EXTRACTED INFORMATION:

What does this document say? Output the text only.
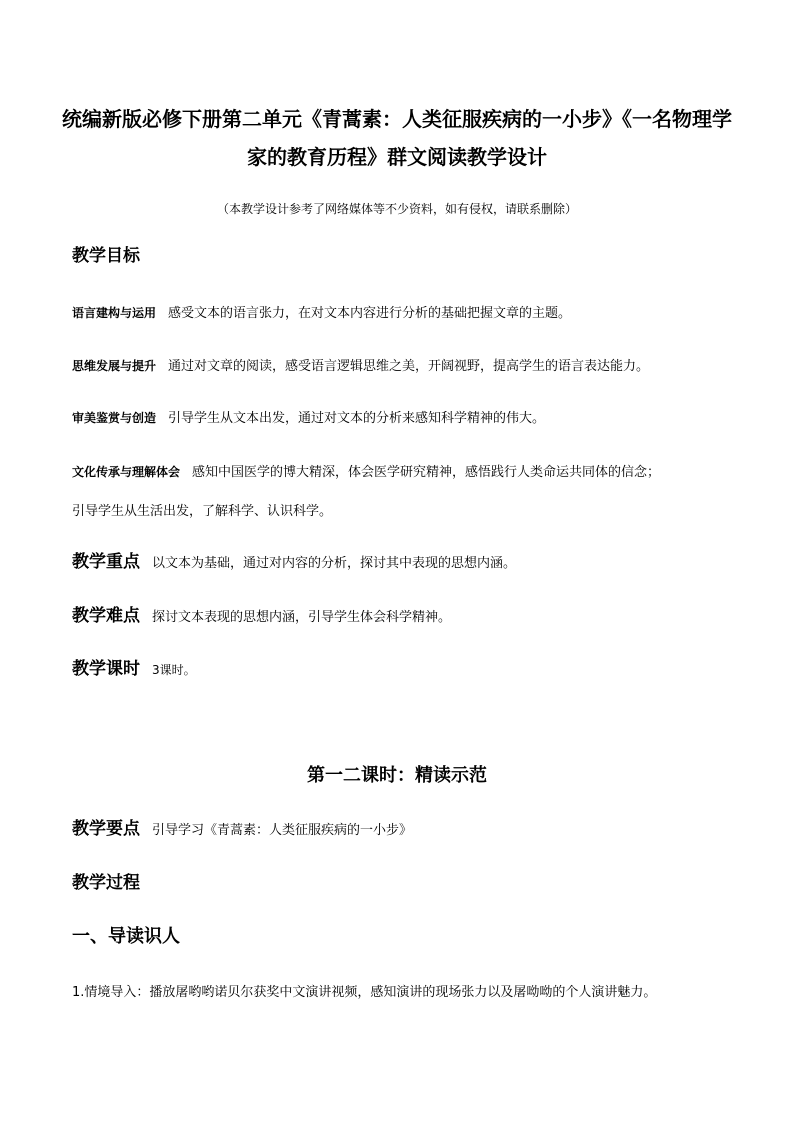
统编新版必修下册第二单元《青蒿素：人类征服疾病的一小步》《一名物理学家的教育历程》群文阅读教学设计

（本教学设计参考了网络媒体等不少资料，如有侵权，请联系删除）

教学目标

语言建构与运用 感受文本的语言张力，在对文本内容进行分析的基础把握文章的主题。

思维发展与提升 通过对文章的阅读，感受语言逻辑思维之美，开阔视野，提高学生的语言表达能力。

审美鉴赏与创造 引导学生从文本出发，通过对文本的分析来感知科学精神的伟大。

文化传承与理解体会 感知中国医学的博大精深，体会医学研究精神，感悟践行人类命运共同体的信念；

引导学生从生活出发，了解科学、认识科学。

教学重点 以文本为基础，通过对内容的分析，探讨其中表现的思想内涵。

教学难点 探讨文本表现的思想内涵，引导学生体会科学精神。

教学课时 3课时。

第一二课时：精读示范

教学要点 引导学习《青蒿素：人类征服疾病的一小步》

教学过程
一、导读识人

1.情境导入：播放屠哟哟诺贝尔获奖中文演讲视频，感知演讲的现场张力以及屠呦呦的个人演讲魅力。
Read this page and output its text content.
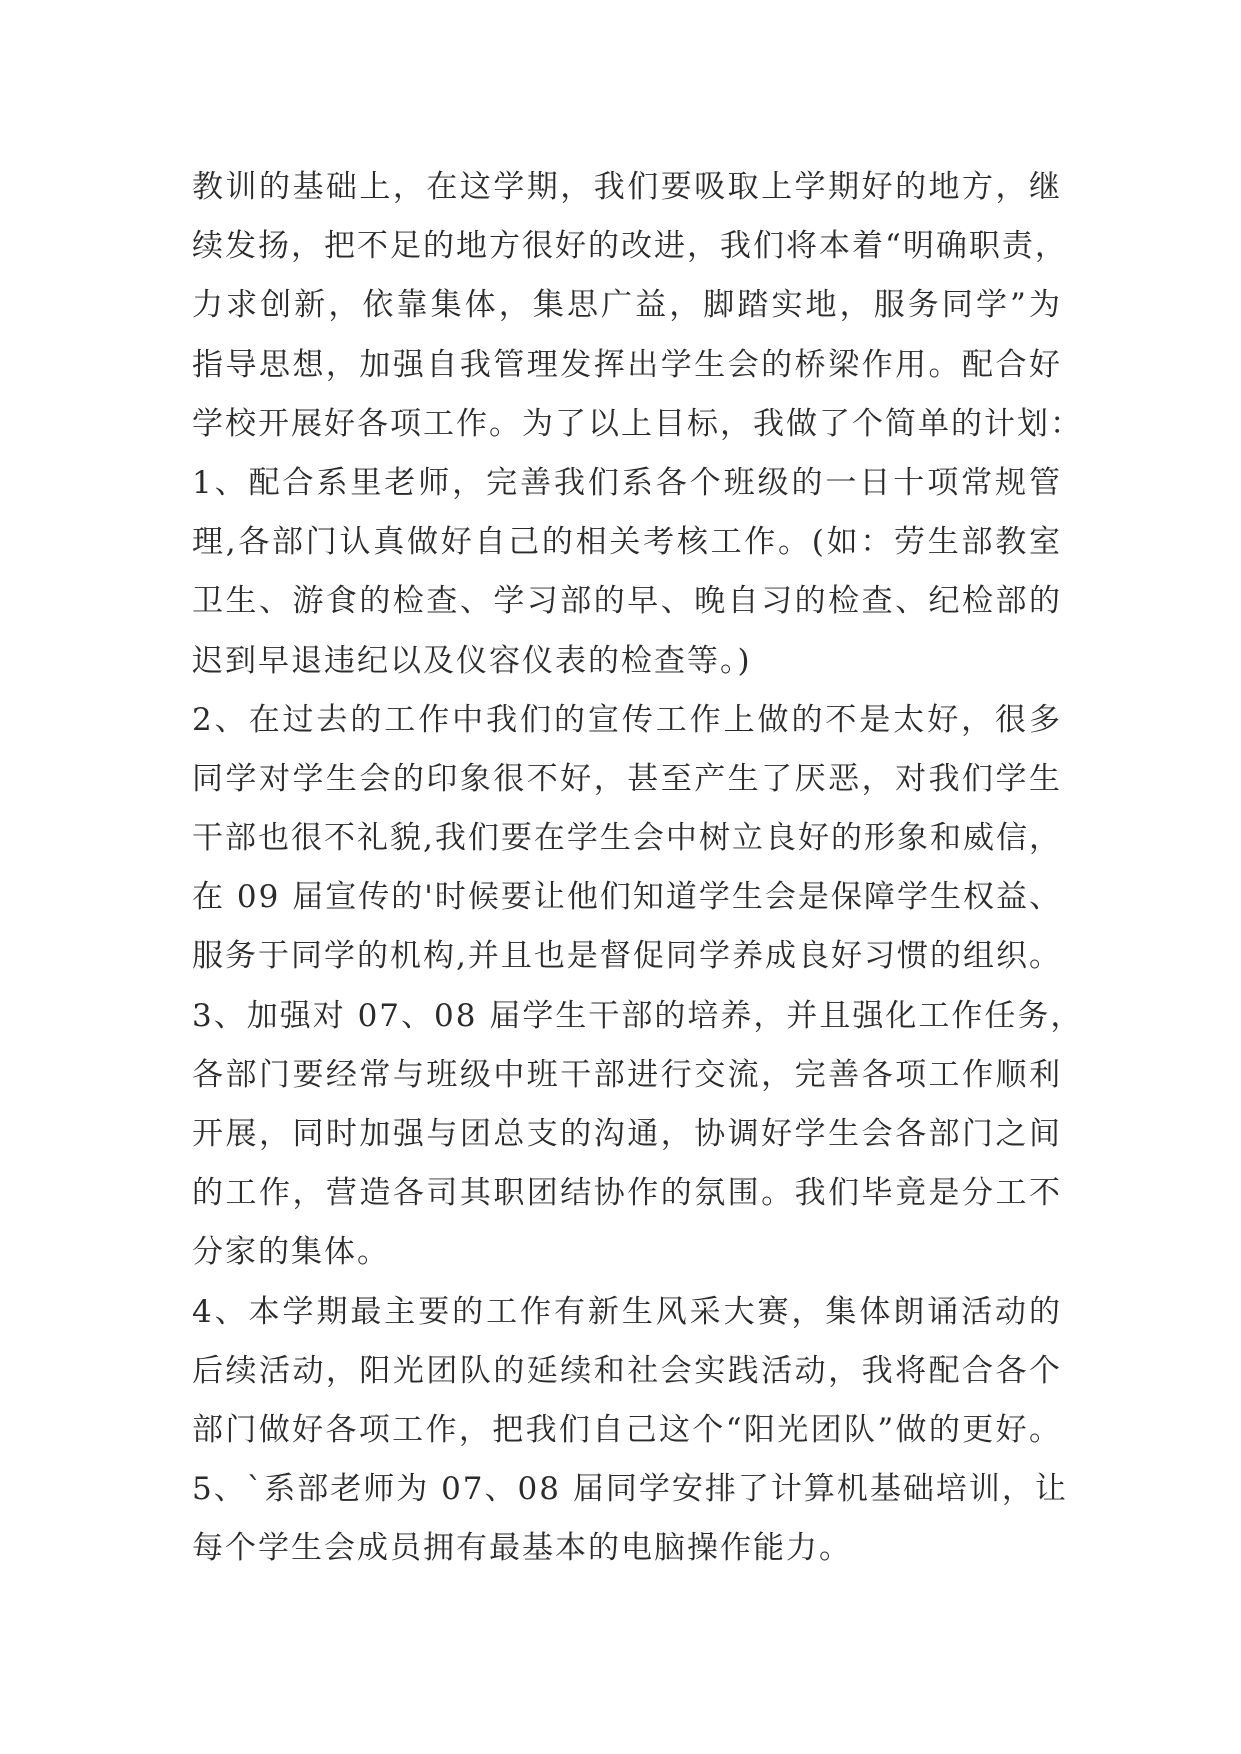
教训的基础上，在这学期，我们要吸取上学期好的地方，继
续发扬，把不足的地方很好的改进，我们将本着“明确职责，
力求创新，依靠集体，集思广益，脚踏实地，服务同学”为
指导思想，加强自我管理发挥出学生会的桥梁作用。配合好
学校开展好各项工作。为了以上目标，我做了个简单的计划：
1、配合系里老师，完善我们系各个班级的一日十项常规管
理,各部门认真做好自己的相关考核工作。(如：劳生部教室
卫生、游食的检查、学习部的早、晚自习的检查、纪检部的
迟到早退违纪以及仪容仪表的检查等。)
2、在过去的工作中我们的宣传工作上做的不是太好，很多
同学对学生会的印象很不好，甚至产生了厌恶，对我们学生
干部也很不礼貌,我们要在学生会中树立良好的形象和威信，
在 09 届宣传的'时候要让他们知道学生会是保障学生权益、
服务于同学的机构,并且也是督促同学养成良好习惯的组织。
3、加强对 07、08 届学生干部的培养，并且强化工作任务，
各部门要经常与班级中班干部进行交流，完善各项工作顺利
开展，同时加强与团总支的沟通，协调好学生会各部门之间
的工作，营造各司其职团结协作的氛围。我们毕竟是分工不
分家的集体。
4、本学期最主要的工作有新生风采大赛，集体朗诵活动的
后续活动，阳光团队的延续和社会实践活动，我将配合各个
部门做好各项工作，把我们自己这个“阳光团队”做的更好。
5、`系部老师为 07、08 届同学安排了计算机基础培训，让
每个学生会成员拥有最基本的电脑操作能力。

EXERCISE DESCRIPTION:
Word for word, quote the full listing, omitting every picture.

SOLVED PROBLEM:
What does this document say? Output the text only.
统编新版必修下册第二单元《青蒿素：人类征服疾病的一小步》《一名物理学家的教育历程》群文阅读教学设计

（本教学设计参考了网络媒体等不少资料，如有侵权，请联系删除）

教学目标

语言建构与运用 感受文本的语言张力，在对文本内容进行分析的基础把握文章的主题。

思维发展与提升 通过对文章的阅读，感受语言逻辑思维之美，开阔视野，提高学生的语言表达能力。

审美鉴赏与创造 引导学生从文本出发，通过对文本的分析来感知科学精神的伟大。

文化传承与理解体会 感知中国医学的博大精深，体会医学研究精神，感悟践行人类命运共同体的信念；

引导学生从生活出发，了解科学、认识科学。

教学重点 以文本为基础，通过对内容的分析，探讨其中表现的思想内涵。

教学难点 探讨文本表现的思想内涵，引导学生体会科学精神。

教学课时 3课时。

第一二课时：精读示范

教学要点 引导学习《青蒿素：人类征服疾病的一小步》

教学过程
一、导读识人

1.情境导入：播放屠哟哟诺贝尔获奖中文演讲视频，感知演讲的现场张力以及屠呦呦的个人演讲魅力。
Read this page and output its text content.
教训的基础上，在这学期，我们要吸取上学期好的地方，继
续发扬，把不足的地方很好的改进，我们将本着“明确职责，
力求创新，依靠集体，集思广益，脚踏实地，服务同学”为
指导思想，加强自我管理发挥出学生会的桥梁作用。配合好
学校开展好各项工作。为了以上目标，我做了个简单的计划：
1、配合系里老师，完善我们系各个班级的一日十项常规管
理,各部门认真做好自己的相关考核工作。(如：劳生部教室
卫生、游食的检查、学习部的早、晚自习的检查、纪检部的
迟到早退违纪以及仪容仪表的检查等。)
2、在过去的工作中我们的宣传工作上做的不是太好，很多
同学对学生会的印象很不好，甚至产生了厌恶，对我们学生
干部也很不礼貌,我们要在学生会中树立良好的形象和威信，
在 09 届宣传的'时候要让他们知道学生会是保障学生权益、
服务于同学的机构,并且也是督促同学养成良好习惯的组织。
3、加强对 07、08 届学生干部的培养，并且强化工作任务，
各部门要经常与班级中班干部进行交流，完善各项工作顺利
开展，同时加强与团总支的沟通，协调好学生会各部门之间
的工作，营造各司其职团结协作的氛围。我们毕竟是分工不
分家的集体。
4、本学期最主要的工作有新生风采大赛，集体朗诵活动的
后续活动，阳光团队的延续和社会实践活动，我将配合各个
部门做好各项工作，把我们自己这个“阳光团队”做的更好。
5、`系部老师为 07、08 届同学安排了计算机基础培训，让
每个学生会成员拥有最基本的电脑操作能力。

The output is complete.